RAW RECORDS –
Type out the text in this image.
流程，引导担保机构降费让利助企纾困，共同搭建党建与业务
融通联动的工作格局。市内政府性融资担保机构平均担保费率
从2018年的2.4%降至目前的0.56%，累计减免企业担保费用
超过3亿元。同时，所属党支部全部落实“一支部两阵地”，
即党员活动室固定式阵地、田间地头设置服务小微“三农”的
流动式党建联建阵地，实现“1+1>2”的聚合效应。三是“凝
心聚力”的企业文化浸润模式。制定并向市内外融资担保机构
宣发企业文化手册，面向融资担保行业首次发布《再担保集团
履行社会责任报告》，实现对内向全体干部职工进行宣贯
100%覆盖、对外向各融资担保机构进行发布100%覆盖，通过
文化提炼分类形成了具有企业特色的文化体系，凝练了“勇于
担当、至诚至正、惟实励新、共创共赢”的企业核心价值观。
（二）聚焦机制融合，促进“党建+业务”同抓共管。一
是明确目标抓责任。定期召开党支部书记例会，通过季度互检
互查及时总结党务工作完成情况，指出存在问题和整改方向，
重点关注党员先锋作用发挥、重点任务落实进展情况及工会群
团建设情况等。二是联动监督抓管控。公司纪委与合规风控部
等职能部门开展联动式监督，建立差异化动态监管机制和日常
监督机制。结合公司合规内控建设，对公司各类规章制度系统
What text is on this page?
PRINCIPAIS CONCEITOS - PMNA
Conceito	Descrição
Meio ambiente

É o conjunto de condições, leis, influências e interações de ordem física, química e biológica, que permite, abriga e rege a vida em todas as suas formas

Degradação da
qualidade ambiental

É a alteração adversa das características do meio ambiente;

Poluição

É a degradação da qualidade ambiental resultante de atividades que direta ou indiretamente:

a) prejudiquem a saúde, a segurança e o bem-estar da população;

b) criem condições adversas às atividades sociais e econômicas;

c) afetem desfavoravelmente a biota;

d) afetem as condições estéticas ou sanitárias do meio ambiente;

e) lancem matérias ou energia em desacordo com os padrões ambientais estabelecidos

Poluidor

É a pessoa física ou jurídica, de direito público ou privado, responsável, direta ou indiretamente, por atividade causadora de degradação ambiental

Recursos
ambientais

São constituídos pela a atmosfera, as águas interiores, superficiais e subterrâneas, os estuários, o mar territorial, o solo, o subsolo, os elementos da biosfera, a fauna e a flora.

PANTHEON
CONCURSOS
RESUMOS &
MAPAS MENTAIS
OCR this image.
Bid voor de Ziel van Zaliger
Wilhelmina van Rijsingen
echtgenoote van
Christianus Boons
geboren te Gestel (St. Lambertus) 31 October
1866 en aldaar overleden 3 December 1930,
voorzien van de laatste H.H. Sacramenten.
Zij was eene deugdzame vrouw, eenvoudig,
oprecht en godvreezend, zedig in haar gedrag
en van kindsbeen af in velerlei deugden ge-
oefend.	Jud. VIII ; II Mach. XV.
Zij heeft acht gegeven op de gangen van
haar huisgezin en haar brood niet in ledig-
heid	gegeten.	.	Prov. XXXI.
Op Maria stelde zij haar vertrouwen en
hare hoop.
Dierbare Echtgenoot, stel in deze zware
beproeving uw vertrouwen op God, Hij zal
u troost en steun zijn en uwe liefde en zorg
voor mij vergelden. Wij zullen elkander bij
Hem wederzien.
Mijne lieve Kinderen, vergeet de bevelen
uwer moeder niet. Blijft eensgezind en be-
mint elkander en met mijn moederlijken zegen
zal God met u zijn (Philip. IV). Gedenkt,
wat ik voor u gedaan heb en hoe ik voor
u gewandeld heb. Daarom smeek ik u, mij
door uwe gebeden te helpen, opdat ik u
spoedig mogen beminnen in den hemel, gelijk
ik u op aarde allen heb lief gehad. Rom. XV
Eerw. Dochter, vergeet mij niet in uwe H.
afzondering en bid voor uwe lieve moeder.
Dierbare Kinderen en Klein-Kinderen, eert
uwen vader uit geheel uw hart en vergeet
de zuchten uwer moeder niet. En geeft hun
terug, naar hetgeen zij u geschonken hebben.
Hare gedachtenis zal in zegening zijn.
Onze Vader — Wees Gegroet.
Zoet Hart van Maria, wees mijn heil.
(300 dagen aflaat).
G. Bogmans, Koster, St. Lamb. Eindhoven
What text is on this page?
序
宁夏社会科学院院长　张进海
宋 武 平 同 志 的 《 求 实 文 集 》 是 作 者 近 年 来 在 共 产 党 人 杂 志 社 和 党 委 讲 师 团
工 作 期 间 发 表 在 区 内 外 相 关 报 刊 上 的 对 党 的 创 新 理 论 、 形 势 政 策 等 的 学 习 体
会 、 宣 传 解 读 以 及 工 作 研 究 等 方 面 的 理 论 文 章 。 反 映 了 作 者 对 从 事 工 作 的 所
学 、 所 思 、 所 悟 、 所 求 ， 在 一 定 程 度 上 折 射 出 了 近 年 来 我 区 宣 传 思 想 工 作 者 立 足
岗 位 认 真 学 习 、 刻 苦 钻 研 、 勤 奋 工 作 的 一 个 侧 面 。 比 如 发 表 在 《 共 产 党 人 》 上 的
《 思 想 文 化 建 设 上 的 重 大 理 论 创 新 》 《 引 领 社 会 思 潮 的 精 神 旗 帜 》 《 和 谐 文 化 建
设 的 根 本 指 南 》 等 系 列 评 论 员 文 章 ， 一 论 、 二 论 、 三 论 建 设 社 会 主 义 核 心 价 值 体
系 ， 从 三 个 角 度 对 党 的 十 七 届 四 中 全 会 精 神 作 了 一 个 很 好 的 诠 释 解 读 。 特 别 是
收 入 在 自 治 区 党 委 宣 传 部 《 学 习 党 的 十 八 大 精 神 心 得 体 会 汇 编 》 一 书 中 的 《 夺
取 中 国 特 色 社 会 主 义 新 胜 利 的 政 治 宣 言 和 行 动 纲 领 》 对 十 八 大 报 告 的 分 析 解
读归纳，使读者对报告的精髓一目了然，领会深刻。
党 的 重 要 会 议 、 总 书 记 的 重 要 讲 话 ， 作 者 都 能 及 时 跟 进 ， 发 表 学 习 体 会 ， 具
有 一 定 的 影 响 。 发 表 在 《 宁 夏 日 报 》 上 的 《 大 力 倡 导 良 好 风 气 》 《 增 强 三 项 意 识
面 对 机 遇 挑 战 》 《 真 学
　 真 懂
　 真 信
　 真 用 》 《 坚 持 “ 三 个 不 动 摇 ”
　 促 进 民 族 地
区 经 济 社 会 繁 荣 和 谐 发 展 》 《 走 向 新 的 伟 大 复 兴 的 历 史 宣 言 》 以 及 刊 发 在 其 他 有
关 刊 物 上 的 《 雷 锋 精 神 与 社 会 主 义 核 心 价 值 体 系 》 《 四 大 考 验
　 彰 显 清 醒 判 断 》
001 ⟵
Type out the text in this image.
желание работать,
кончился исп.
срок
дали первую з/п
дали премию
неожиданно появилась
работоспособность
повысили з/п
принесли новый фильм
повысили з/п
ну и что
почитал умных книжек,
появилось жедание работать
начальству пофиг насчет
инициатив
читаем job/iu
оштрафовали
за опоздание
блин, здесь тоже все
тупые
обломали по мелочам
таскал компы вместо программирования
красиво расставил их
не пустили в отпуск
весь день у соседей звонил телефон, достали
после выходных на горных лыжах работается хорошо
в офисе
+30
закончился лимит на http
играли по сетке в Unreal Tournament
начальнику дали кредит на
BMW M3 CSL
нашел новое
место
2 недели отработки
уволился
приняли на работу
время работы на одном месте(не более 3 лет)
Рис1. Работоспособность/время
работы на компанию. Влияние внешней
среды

WHAT YOU NEED TO DO – Look over the material above and show each line where "condições" appears.

ANSWER FOR THIS EXERCISE –
É o conjunto de condições, leis, influências e interações de ordem física, química e biológica, que permite, abriga e rege a vida em todas as suas formas
b) criem condições adversas às atividades sociais e econômicas;
d) afetem as condições estéticas ou sanitárias do meio ambiente;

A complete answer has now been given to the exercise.